Figure content listings:
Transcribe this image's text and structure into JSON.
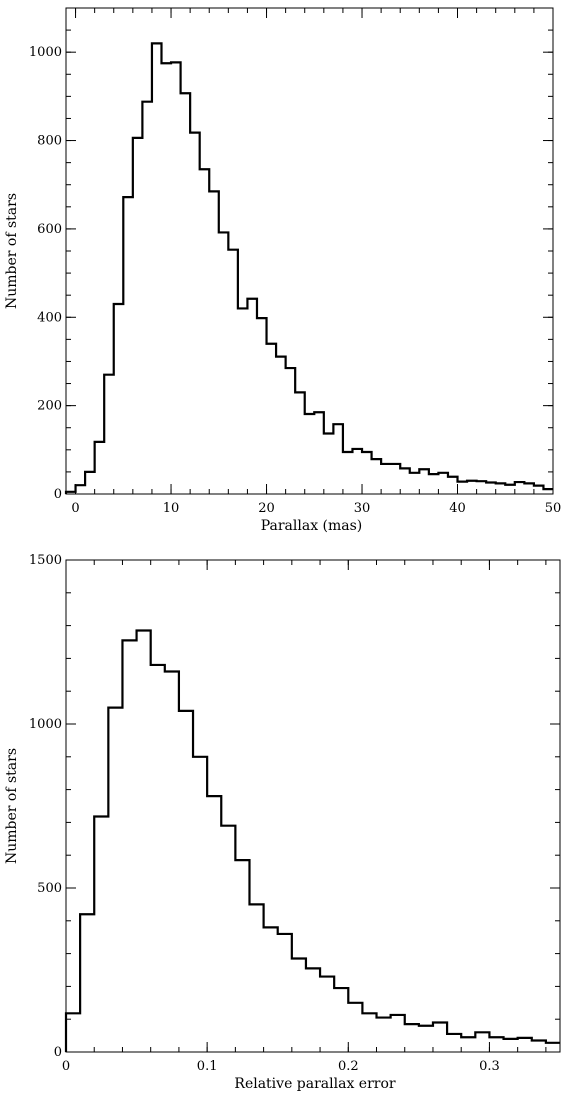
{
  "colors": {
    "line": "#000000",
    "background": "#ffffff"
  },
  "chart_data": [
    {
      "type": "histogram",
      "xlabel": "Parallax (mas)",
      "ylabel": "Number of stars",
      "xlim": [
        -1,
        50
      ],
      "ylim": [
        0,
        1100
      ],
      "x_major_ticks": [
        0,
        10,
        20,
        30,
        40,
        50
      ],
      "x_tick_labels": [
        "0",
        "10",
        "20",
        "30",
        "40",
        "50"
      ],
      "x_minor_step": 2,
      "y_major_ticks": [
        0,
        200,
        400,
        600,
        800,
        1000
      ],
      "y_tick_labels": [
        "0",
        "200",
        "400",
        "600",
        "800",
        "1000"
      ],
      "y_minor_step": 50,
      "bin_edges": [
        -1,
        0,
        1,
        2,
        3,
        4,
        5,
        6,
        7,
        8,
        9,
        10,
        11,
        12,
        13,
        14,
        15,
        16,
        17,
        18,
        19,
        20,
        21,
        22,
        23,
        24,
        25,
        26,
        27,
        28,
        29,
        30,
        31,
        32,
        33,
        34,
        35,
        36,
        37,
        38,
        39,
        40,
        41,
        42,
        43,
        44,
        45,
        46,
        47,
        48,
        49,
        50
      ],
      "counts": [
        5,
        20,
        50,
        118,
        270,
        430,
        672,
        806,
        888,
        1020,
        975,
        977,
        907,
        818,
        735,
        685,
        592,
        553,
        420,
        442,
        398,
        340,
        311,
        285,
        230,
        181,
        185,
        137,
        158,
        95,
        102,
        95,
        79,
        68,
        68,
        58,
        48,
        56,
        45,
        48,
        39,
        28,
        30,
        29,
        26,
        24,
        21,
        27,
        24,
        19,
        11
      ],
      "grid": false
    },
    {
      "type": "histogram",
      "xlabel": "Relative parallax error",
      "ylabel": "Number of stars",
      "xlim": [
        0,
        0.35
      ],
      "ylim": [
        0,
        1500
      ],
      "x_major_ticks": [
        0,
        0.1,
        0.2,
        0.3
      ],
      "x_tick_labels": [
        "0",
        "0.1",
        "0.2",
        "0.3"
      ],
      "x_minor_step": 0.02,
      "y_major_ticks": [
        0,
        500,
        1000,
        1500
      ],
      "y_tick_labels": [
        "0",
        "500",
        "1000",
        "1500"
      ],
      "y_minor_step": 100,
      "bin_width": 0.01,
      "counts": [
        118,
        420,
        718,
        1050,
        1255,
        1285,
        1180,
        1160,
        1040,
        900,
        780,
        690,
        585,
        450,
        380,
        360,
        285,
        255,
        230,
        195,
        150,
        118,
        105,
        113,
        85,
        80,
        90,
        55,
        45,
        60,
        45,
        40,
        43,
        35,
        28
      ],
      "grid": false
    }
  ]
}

◆ EXERCISE BRIEF
Using the material above, set down every line exactly, but skip the pictures.

◆ WRITTEN REPLY
Transcribe this image's text and structure into JSON.
{
  "colors": {
    "line": "#000000",
    "background": "#ffffff"
  },
  "chart_data": [
    {
      "type": "histogram",
      "xlabel": "Parallax (mas)",
      "ylabel": "Number of stars",
      "xlim": [
        -1,
        50
      ],
      "ylim": [
        0,
        1100
      ],
      "x_major_ticks": [
        0,
        10,
        20,
        30,
        40,
        50
      ],
      "x_tick_labels": [
        "0",
        "10",
        "20",
        "30",
        "40",
        "50"
      ],
      "x_minor_step": 2,
      "y_major_ticks": [
        0,
        200,
        400,
        600,
        800,
        1000
      ],
      "y_tick_labels": [
        "0",
        "200",
        "400",
        "600",
        "800",
        "1000"
      ],
      "y_minor_step": 50,
      "bin_edges": [
        -1,
        0,
        1,
        2,
        3,
        4,
        5,
        6,
        7,
        8,
        9,
        10,
        11,
        12,
        13,
        14,
        15,
        16,
        17,
        18,
        19,
        20,
        21,
        22,
        23,
        24,
        25,
        26,
        27,
        28,
        29,
        30,
        31,
        32,
        33,
        34,
        35,
        36,
        37,
        38,
        39,
        40,
        41,
        42,
        43,
        44,
        45,
        46,
        47,
        48,
        49,
        50
      ],
      "counts": [
        5,
        20,
        50,
        118,
        270,
        430,
        672,
        806,
        888,
        1020,
        975,
        977,
        907,
        818,
        735,
        685,
        592,
        553,
        420,
        442,
        398,
        340,
        311,
        285,
        230,
        181,
        185,
        137,
        158,
        95,
        102,
        95,
        79,
        68,
        68,
        58,
        48,
        56,
        45,
        48,
        39,
        28,
        30,
        29,
        26,
        24,
        21,
        27,
        24,
        19,
        11
      ],
      "grid": false
    },
    {
      "type": "histogram",
      "xlabel": "Relative parallax error",
      "ylabel": "Number of stars",
      "xlim": [
        0,
        0.35
      ],
      "ylim": [
        0,
        1500
      ],
      "x_major_ticks": [
        0,
        0.1,
        0.2,
        0.3
      ],
      "x_tick_labels": [
        "0",
        "0.1",
        "0.2",
        "0.3"
      ],
      "x_minor_step": 0.02,
      "y_major_ticks": [
        0,
        500,
        1000,
        1500
      ],
      "y_tick_labels": [
        "0",
        "500",
        "1000",
        "1500"
      ],
      "y_minor_step": 100,
      "bin_width": 0.01,
      "counts": [
        118,
        420,
        718,
        1050,
        1255,
        1285,
        1180,
        1160,
        1040,
        900,
        780,
        690,
        585,
        450,
        380,
        360,
        285,
        255,
        230,
        195,
        150,
        118,
        105,
        113,
        85,
        80,
        90,
        55,
        45,
        60,
        45,
        40,
        43,
        35,
        28
      ],
      "grid": false
    }
  ]
}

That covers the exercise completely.